- _What you will do_: Identify all lines below that hold "Finale" and collect them.

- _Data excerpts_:
══════

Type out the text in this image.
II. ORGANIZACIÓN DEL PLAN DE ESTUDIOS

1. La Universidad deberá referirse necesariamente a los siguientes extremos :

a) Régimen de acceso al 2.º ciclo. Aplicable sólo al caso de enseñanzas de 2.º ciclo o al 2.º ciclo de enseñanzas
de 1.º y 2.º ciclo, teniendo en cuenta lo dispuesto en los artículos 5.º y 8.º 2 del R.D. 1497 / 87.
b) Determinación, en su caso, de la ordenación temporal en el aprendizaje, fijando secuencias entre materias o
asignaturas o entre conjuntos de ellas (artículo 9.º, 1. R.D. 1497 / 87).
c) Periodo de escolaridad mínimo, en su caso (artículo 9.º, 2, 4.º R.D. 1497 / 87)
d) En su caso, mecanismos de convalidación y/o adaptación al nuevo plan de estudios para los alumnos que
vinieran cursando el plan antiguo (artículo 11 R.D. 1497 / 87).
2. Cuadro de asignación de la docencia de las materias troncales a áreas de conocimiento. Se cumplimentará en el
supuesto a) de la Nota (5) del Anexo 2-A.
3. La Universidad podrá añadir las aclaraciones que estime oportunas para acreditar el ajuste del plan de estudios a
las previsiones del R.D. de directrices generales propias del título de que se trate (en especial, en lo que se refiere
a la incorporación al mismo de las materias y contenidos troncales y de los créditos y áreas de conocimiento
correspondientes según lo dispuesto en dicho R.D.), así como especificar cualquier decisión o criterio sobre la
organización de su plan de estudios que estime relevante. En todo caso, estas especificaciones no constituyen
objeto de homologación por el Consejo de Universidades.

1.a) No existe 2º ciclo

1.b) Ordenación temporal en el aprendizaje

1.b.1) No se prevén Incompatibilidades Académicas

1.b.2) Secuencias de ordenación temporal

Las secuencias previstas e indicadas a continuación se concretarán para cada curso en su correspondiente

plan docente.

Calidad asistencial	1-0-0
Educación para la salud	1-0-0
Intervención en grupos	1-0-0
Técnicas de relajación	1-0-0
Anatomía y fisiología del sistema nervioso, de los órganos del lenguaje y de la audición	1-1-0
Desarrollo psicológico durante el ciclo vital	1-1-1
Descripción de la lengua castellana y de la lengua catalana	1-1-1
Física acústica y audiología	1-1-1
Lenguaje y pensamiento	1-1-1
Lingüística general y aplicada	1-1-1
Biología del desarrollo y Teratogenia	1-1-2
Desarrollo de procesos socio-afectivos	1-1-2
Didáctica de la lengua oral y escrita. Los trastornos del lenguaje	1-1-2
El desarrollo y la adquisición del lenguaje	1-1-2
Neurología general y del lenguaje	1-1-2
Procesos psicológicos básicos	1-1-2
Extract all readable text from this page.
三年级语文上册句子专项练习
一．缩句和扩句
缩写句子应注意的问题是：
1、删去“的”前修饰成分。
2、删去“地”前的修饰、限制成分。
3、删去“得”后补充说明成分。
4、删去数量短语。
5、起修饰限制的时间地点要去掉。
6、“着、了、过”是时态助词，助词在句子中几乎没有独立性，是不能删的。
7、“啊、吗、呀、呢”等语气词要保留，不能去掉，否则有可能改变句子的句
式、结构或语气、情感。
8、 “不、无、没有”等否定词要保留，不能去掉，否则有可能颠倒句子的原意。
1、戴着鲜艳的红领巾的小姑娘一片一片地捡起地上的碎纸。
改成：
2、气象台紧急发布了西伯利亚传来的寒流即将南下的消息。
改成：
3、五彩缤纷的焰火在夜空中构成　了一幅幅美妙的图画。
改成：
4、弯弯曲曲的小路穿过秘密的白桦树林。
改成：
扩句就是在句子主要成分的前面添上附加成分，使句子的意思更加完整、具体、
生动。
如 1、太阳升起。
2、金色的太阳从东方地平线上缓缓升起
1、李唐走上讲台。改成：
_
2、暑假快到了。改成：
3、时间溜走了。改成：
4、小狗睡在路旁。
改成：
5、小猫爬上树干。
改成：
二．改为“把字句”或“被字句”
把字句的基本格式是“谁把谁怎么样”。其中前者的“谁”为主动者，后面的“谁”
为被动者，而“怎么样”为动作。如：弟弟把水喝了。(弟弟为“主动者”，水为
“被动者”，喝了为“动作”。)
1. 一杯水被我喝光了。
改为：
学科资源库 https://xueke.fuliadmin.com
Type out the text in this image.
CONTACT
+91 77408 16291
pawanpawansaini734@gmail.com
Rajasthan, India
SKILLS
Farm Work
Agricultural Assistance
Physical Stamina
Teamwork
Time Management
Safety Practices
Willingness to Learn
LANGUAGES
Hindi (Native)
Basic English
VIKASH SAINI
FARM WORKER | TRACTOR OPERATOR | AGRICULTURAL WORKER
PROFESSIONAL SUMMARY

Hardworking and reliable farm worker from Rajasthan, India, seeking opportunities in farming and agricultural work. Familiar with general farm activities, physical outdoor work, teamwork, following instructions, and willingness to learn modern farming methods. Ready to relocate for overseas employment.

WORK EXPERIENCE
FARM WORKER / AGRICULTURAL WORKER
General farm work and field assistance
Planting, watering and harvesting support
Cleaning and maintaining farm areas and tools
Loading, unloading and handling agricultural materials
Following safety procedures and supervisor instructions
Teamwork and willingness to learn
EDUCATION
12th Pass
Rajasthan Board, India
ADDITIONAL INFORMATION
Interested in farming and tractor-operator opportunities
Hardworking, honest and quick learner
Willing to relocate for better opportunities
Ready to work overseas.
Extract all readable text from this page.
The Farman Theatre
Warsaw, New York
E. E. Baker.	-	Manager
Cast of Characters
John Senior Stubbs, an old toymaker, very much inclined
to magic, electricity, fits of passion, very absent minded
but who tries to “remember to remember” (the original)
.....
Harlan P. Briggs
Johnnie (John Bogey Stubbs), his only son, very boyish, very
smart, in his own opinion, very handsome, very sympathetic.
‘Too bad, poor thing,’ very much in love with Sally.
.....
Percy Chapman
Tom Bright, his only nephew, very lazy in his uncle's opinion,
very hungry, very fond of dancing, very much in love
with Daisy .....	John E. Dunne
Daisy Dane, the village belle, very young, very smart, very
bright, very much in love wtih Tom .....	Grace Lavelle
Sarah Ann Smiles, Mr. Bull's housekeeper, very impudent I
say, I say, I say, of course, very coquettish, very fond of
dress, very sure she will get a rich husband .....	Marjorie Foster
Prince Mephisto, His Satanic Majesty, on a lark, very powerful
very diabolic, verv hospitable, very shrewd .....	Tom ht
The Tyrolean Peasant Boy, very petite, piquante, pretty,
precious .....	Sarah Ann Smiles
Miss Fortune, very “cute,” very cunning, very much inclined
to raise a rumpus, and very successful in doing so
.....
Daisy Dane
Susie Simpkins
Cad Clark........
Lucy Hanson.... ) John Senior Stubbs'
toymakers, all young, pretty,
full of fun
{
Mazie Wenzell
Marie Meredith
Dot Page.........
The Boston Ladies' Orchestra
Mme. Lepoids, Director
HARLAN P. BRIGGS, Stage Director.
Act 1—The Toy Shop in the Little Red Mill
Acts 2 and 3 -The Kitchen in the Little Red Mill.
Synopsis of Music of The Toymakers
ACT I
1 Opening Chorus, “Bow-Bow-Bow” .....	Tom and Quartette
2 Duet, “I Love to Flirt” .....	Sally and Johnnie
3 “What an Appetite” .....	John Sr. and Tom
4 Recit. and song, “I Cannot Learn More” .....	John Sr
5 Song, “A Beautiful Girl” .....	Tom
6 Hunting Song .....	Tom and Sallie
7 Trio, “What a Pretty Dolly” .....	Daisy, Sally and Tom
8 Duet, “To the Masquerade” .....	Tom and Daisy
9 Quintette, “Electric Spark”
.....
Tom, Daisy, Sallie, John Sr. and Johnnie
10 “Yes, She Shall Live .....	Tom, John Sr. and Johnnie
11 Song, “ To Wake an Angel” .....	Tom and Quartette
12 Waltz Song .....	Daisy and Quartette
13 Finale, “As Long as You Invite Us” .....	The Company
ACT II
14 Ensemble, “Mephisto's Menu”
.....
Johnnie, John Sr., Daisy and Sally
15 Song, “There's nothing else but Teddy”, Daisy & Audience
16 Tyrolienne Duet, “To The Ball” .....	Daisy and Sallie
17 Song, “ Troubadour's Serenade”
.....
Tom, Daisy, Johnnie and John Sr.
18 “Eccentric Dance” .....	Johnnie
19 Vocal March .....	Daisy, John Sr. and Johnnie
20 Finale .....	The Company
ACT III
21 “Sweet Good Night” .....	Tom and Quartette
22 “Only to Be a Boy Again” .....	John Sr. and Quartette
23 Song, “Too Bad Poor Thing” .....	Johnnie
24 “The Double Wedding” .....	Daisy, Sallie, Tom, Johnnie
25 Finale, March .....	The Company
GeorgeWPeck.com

══════

- _Exercise output_:
13 Finale, “As Long as You Invite Us” .....	The Company
20 Finale .....	The Company
25 Finale, March .....	The Company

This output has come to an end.